- [WORK TO COMPLETE]:
Would you set down every entry shown below, precisely as written?

- [RAW DATA]:
□ □ □ □

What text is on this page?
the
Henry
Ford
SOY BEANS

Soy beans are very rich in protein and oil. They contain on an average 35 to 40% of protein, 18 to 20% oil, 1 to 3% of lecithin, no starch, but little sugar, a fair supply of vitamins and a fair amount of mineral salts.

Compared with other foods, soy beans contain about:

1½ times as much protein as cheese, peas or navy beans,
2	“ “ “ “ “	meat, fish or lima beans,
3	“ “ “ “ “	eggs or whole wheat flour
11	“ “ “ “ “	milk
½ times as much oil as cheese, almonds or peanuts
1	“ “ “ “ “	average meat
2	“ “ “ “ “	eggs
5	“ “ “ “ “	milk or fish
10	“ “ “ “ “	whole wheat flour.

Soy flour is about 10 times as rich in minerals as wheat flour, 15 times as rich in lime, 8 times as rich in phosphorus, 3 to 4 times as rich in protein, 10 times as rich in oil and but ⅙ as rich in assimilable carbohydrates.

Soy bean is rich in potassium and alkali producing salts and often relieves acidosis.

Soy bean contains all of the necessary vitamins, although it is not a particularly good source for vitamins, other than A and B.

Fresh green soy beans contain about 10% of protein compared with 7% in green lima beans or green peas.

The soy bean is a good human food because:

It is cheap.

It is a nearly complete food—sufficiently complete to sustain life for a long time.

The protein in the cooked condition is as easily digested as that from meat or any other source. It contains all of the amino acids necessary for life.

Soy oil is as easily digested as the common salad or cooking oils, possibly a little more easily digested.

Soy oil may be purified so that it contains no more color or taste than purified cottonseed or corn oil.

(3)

□ □ □ □

- [YOUR SOLUTION]:
What text is on this page?
the
Henry
Ford
SOY BEANS

Soy beans are very rich in protein and oil. They contain on an average 35 to 40% of protein, 18 to 20% oil, 1 to 3% of lecithin, no starch, but little sugar, a fair supply of vitamins and a fair amount of mineral salts.

Compared with other foods, soy beans contain about:

1½ times as much protein as cheese, peas or navy beans,
2	“ “ “ “ “	meat, fish or lima beans,
3	“ “ “ “ “	eggs or whole wheat flour
11	“ “ “ “ “	milk
½ times as much oil as cheese, almonds or peanuts
1	“ “ “ “ “	average meat
2	“ “ “ “ “	eggs
5	“ “ “ “ “	milk or fish
10	“ “ “ “ “	whole wheat flour.

Soy flour is about 10 times as rich in minerals as wheat flour, 15 times as rich in lime, 8 times as rich in phosphorus, 3 to 4 times as rich in protein, 10 times as rich in oil and but ⅙ as rich in assimilable carbohydrates.

Soy bean is rich in potassium and alkali producing salts and often relieves acidosis.

Soy bean contains all of the necessary vitamins, although it is not a particularly good source for vitamins, other than A and B.

Fresh green soy beans contain about 10% of protein compared with 7% in green lima beans or green peas.

The soy bean is a good human food because:

It is cheap.

It is a nearly complete food—sufficiently complete to sustain life for a long time.

The protein in the cooked condition is as easily digested as that from meat or any other source. It contains all of the amino acids necessary for life.

Soy oil is as easily digested as the common salad or cooking oils, possibly a little more easily digested.

Soy oil may be purified so that it contains no more color or taste than purified cottonseed or corn oil.

(3)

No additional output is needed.